• WHAT THE EXERCISE ASKS
Which lines contain the string "icon"? Please list every one of them.
>> START RECORDS FOR THIS EXERCISE
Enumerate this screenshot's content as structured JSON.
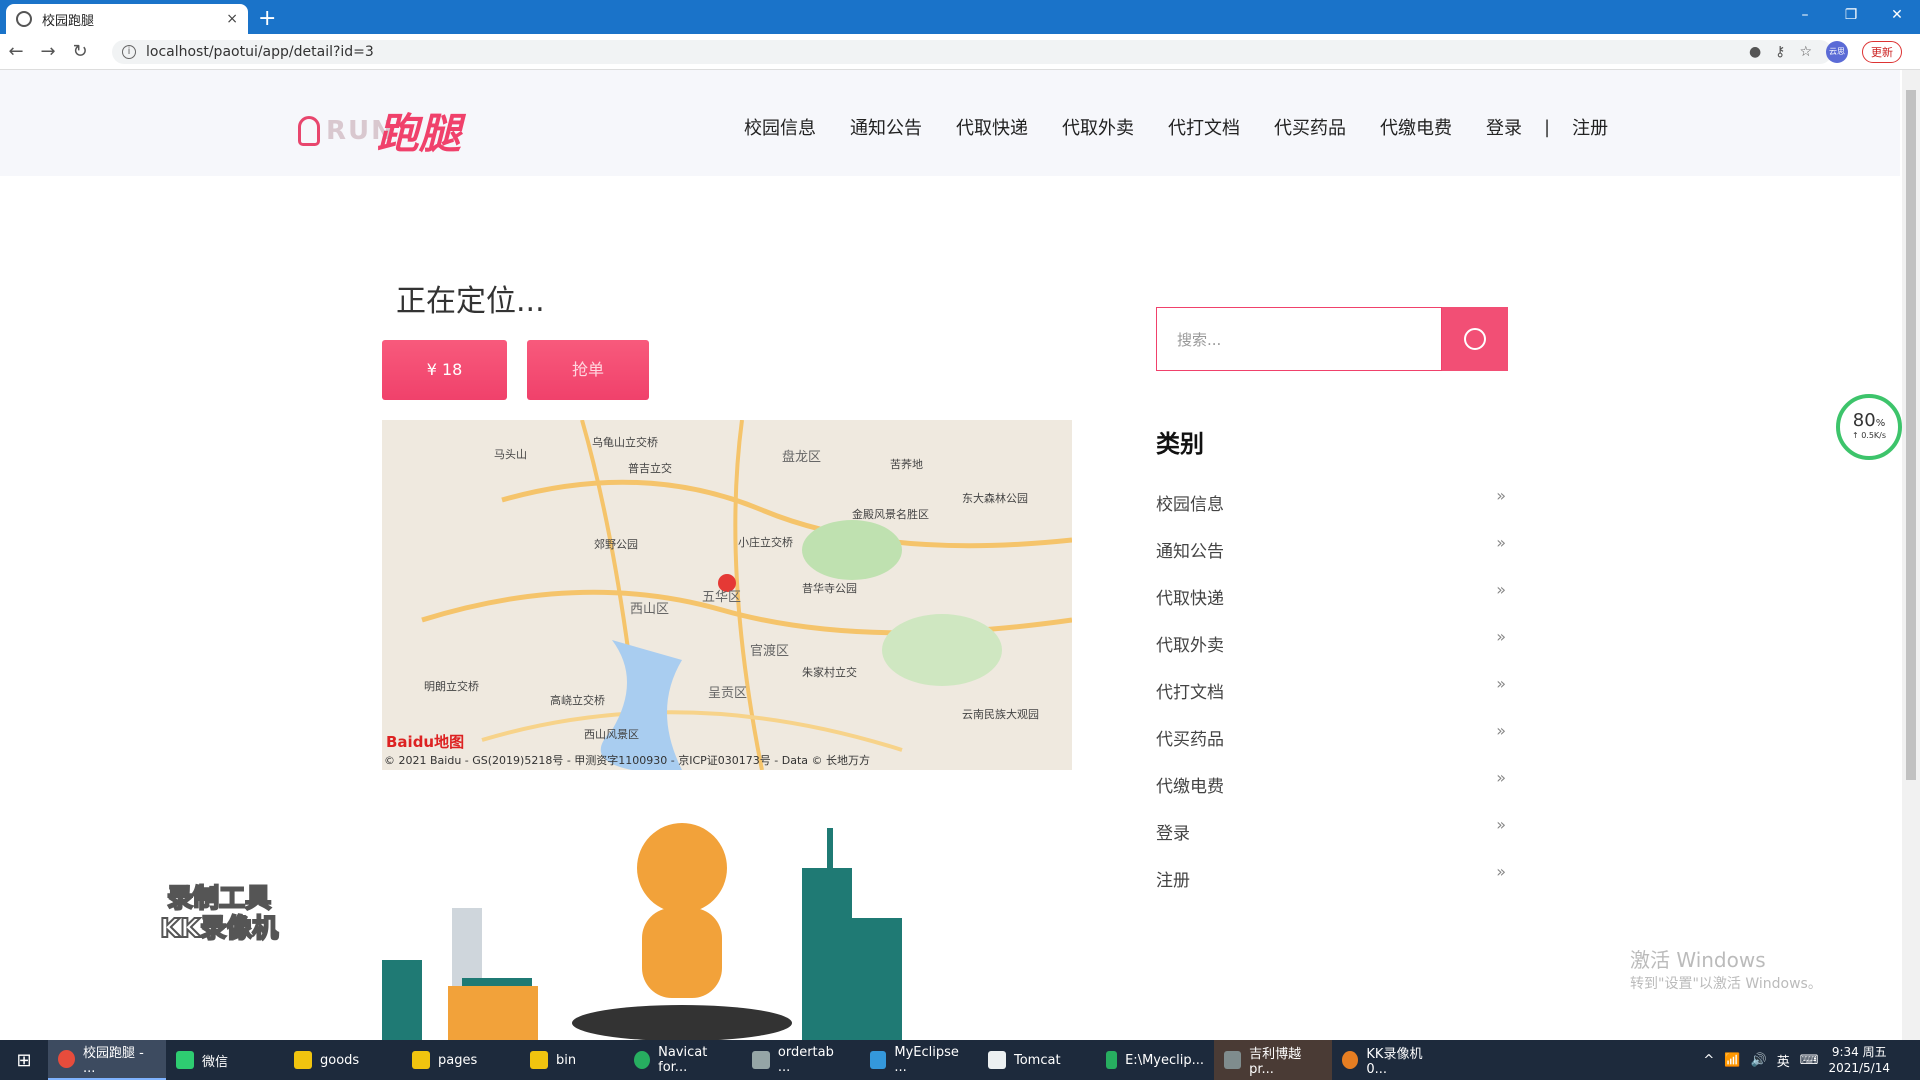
{
  "browser": {
    "tab_title": "校园跑腿",
    "tab_close": "×",
    "new_tab": "+",
    "url": "localhost/paotui/app/detail?id=3",
    "update_label": "更新",
    "avatar_text": "云思",
    "window_controls": [
      "–",
      "❐",
      "✕"
    ]
  },
  "site": {
    "logo_latin": "RUN",
    "logo_cn": "跑腿",
    "nav": [
      "校园信息",
      "通知公告",
      "代取快递",
      "代取外卖",
      "代打文档",
      "代买药品",
      "代缴电费",
      "登录"
    ],
    "nav_sep": "|",
    "nav_register": "注册"
  },
  "main": {
    "status_title": "正在定位...",
    "price_button": "¥ 18",
    "grab_button": "抢单",
    "map_copyright": "© 2021 Baidu - GS(2019)5218号 - 甲测资字1100930 - 京ICP证030173号 - Data © 长地万方",
    "map_logo": "Baidu地图",
    "map_labels": [
      "马头山",
      "乌龟山立交桥",
      "普吉立交",
      "盘龙区",
      "苦荞地",
      "东大森林公园",
      "小庄立交桥",
      "金殿风景名胜区",
      "郊野公园",
      "昔华寺公园",
      "西山区",
      "五华区",
      "官渡区",
      "朱家村立交",
      "云南民族大观园",
      "明朗立交桥",
      "高峣立交桥",
      "西山风景区",
      "呈贡区"
    ],
    "kk_watermark": [
      "录制工具",
      "KK录像机"
    ]
  },
  "sidebar": {
    "search_placeholder": "搜索...",
    "category_title": "类别",
    "categories": [
      "校园信息",
      "通知公告",
      "代取快递",
      "代取外卖",
      "代打文档",
      "代买药品",
      "代缴电费",
      "登录",
      "注册"
    ],
    "chevron": "»"
  },
  "overlay": {
    "speed_pct": "80",
    "speed_unit": "%",
    "speed_rate": "↑ 0.5K/s",
    "activate_line1": "激活 Windows",
    "activate_line2": "转到\"设置\"以激活 Windows。"
  },
  "taskbar": {
    "items": [
      "校园跑腿 - ...",
      "微信",
      "goods",
      "pages",
      "bin",
      "Navicat for...",
      "ordertab ...",
      "MyEclipse ...",
      "Tomcat",
      "E:\\Myeclip...",
      "吉利博越pr...",
      "KK录像机 0..."
    ],
    "item_colors": [
      "#e74c3c",
      "#2ecc71",
      "#f1c40f",
      "#f1c40f",
      "#f1c40f",
      "#27ae60",
      "#95a5a6",
      "#3498db",
      "#ecf0f1",
      "#27ae60",
      "#7f8c8d",
      "#e67e22"
    ],
    "ime": "英",
    "time": "9:34 周五",
    "date": "2021/5/14"
  }
}
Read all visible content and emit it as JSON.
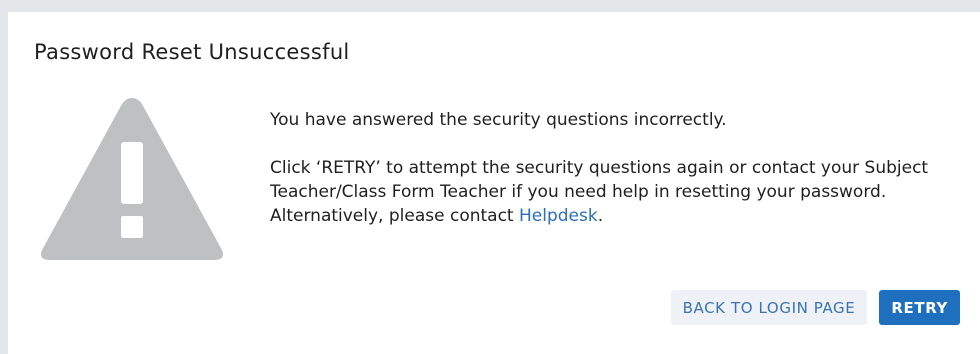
{
  "dialog": {
    "title": "Password Reset Unsuccessful",
    "icon": "warning-triangle-icon",
    "message_primary": "You have answered the security questions incorrectly.",
    "message_secondary": "Click ‘RETRY’ to attempt the security questions again or contact your Subject Teacher/Class Form Teacher if you need help in resetting your password.",
    "alt_prefix": "Alternatively, please contact ",
    "alt_link": "Helpdesk",
    "alt_suffix": ".",
    "buttons": {
      "back_label": "BACK TO LOGIN PAGE",
      "retry_label": "RETRY"
    }
  },
  "colors": {
    "background": "#e5e6ea",
    "icon": "#bfc0c2",
    "link": "#2b6fb8",
    "primary_button": "#1f6fbf",
    "secondary_button": "#eef1f5"
  }
}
>> END RECORDS FOR THIS EXERCISE
• COMPLETED EXERCISE
    "icon": "warning-triangle-icon",
    "icon": "#bfc0c2",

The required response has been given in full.